* Stored entries:

===============

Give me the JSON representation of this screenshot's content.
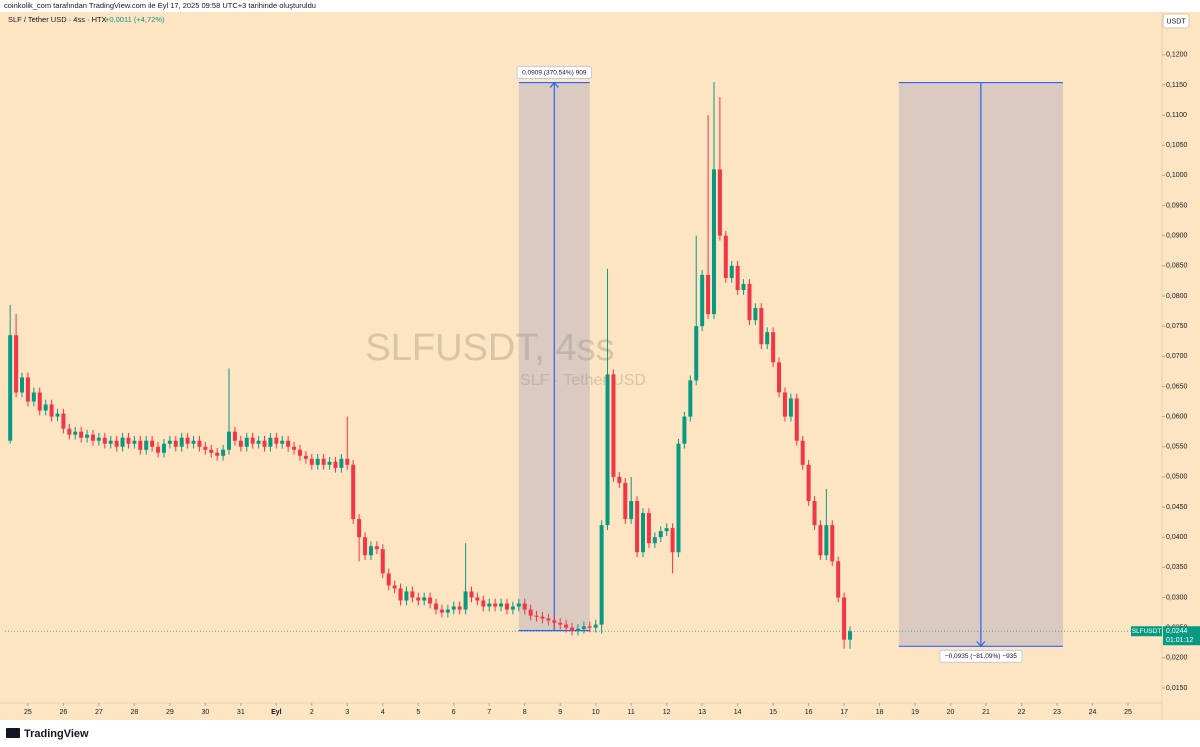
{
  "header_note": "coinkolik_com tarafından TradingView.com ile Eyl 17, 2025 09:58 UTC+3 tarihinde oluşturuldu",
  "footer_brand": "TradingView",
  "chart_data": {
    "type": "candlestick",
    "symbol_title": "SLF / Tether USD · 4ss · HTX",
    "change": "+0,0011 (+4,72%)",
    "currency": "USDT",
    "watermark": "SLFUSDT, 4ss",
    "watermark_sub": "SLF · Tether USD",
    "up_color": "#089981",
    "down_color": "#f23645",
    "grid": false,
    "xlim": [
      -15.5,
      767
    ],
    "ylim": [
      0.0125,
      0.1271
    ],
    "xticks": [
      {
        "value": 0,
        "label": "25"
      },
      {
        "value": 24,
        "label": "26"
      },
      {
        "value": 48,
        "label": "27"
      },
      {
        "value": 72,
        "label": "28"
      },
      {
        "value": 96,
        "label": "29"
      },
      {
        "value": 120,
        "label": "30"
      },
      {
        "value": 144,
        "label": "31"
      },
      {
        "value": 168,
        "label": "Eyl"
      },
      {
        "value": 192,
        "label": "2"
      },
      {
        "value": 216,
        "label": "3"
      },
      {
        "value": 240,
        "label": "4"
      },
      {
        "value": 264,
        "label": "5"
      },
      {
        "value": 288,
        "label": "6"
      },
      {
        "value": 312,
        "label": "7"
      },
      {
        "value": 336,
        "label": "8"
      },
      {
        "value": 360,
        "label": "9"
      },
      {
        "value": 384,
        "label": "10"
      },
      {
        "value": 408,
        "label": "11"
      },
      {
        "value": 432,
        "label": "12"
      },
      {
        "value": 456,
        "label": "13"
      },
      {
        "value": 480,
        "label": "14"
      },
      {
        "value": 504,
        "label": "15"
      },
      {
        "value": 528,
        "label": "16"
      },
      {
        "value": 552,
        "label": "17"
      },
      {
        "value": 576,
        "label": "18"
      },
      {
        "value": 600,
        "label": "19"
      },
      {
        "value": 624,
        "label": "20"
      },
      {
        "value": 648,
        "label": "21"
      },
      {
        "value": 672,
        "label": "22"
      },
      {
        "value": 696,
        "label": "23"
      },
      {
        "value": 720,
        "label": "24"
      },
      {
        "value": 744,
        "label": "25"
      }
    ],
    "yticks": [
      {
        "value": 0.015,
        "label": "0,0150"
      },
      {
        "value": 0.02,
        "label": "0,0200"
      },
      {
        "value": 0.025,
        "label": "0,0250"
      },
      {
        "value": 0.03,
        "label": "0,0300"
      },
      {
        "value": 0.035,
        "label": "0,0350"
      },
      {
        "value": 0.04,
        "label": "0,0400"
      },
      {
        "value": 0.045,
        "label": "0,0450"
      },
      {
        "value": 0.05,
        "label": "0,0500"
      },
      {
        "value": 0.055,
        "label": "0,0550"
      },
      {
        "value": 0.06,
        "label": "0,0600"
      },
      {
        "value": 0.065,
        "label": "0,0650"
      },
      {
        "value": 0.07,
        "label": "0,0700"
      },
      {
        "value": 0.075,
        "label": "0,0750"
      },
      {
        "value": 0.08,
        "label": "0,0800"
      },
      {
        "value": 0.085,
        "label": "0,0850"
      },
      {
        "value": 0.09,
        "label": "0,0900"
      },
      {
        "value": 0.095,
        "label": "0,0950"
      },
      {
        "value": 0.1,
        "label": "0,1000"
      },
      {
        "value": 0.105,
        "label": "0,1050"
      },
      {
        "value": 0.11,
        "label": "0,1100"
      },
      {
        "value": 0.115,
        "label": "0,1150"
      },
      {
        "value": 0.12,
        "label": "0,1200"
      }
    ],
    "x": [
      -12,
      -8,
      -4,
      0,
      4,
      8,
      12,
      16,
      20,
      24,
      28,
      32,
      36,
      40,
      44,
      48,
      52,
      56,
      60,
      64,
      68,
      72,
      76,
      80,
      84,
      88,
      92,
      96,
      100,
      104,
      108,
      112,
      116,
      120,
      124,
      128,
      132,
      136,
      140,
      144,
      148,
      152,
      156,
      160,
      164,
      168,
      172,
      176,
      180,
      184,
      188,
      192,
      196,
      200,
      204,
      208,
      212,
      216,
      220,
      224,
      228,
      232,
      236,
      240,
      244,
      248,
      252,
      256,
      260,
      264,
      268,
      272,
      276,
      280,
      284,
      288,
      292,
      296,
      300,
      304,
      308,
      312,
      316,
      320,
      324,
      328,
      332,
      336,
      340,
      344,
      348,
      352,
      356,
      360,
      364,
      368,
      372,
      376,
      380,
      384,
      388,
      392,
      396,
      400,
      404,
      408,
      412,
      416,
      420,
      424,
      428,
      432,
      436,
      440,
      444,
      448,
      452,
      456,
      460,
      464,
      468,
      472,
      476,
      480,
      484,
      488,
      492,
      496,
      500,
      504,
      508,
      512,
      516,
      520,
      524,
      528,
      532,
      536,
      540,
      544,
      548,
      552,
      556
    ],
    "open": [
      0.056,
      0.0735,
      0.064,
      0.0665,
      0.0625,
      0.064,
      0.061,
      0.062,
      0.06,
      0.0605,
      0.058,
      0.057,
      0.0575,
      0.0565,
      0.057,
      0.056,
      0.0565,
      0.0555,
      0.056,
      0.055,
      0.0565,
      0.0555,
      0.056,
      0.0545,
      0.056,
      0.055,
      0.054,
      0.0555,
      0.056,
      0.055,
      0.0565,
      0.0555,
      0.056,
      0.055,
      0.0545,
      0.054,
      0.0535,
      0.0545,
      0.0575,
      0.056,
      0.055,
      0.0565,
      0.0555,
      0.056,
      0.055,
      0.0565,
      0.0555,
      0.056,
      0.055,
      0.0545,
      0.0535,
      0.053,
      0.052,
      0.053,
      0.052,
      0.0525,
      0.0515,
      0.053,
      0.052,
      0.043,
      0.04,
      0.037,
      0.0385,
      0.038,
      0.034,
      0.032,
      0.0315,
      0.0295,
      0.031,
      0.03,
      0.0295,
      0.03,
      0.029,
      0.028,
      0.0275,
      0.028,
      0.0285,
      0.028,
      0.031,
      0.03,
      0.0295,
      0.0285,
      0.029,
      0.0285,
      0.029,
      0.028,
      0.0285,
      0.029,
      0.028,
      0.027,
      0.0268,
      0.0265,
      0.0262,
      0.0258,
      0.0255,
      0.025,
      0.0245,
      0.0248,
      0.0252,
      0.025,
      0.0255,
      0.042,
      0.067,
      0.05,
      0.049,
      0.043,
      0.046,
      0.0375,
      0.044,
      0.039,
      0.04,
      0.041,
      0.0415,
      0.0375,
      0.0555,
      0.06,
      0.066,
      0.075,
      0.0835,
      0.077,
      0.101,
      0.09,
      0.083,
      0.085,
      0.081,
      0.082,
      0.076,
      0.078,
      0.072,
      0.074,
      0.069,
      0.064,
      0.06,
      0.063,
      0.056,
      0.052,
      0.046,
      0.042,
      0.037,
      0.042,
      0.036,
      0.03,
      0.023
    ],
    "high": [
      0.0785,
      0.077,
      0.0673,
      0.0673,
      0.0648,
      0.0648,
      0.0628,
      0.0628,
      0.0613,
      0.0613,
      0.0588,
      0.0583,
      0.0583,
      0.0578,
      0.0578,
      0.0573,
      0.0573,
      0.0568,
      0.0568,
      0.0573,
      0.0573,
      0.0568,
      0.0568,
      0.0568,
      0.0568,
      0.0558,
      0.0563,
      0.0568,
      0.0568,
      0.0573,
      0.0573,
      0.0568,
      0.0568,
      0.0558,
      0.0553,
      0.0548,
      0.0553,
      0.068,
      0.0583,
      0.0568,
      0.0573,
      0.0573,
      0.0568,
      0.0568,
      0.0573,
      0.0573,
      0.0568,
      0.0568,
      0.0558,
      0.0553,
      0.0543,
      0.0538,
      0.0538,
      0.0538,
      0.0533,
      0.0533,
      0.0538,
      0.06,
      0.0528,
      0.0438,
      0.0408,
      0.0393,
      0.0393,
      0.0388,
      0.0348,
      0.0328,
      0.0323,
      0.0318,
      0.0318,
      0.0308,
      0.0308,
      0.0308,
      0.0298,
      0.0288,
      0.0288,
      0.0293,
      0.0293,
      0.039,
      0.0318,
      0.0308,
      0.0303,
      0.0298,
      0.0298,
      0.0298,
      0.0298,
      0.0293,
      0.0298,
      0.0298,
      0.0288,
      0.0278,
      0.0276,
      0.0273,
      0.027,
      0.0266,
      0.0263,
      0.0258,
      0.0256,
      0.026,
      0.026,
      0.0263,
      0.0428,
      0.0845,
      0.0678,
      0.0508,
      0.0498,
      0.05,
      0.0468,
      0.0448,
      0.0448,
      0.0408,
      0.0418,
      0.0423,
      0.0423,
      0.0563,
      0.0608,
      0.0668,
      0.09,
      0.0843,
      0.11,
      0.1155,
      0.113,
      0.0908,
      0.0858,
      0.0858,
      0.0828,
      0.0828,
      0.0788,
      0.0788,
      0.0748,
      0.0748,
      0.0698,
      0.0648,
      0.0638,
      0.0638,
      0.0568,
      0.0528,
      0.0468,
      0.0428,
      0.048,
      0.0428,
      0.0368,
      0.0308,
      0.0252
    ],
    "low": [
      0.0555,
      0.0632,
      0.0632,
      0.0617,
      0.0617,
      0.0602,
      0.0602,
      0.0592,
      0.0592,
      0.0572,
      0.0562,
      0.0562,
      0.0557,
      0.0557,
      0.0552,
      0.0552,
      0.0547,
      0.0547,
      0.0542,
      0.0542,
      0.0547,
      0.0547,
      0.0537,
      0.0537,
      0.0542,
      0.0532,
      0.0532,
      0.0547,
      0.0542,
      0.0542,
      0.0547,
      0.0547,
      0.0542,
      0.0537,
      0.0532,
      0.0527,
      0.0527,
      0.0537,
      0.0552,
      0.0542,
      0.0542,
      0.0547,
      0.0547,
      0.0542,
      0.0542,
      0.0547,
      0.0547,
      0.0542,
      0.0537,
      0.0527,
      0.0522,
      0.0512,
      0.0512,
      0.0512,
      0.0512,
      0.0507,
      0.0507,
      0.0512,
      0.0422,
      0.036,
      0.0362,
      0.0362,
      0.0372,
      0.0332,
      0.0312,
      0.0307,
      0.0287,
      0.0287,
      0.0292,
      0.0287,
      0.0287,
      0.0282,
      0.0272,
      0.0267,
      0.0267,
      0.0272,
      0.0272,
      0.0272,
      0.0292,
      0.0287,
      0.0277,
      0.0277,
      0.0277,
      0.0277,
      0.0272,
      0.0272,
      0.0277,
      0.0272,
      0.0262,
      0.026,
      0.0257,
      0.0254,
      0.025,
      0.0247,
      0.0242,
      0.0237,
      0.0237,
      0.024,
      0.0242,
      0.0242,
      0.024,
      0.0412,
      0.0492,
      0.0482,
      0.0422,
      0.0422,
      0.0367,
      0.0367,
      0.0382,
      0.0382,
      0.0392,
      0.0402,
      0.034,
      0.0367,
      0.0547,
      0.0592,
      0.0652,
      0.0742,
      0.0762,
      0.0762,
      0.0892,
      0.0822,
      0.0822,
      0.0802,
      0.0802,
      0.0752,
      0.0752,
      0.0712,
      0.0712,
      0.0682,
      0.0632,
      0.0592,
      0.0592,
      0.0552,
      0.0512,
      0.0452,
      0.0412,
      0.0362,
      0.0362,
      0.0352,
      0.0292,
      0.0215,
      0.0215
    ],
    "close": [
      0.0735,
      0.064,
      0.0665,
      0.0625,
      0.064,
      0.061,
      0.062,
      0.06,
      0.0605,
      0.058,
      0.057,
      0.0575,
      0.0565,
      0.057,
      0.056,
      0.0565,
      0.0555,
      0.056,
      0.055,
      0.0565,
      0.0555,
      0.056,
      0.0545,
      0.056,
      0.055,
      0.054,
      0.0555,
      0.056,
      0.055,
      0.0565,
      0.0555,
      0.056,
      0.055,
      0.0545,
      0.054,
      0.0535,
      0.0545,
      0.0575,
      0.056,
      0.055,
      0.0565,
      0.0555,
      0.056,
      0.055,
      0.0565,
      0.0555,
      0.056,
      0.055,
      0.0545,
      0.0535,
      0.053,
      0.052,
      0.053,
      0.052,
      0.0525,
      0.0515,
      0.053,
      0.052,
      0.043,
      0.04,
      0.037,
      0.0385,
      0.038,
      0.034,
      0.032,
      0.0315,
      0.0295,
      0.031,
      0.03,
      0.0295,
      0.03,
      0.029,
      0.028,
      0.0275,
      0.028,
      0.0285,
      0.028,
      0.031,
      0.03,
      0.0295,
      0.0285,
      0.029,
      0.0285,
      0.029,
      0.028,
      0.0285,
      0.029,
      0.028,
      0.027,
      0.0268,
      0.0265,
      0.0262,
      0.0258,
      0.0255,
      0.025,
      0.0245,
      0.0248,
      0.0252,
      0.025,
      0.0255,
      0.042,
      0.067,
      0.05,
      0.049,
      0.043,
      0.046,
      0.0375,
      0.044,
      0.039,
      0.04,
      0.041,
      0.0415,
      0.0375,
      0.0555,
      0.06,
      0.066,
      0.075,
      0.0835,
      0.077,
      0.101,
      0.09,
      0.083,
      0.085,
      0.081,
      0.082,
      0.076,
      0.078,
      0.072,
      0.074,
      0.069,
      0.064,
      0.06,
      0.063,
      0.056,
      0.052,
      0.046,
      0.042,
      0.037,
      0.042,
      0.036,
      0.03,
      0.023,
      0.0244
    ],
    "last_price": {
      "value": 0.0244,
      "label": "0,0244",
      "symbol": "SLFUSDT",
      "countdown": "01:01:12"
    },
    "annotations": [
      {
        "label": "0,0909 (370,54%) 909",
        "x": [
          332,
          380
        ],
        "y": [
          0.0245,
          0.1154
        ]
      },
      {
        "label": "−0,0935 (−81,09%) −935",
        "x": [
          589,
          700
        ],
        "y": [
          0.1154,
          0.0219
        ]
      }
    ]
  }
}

===============

* Exercise goal:
Copy out each line that contains the word "Tether".

* Completed task:
    "symbol_title": "SLF / Tether USD · 4ss · HTX",
    "watermark_sub": "SLF · Tether USD",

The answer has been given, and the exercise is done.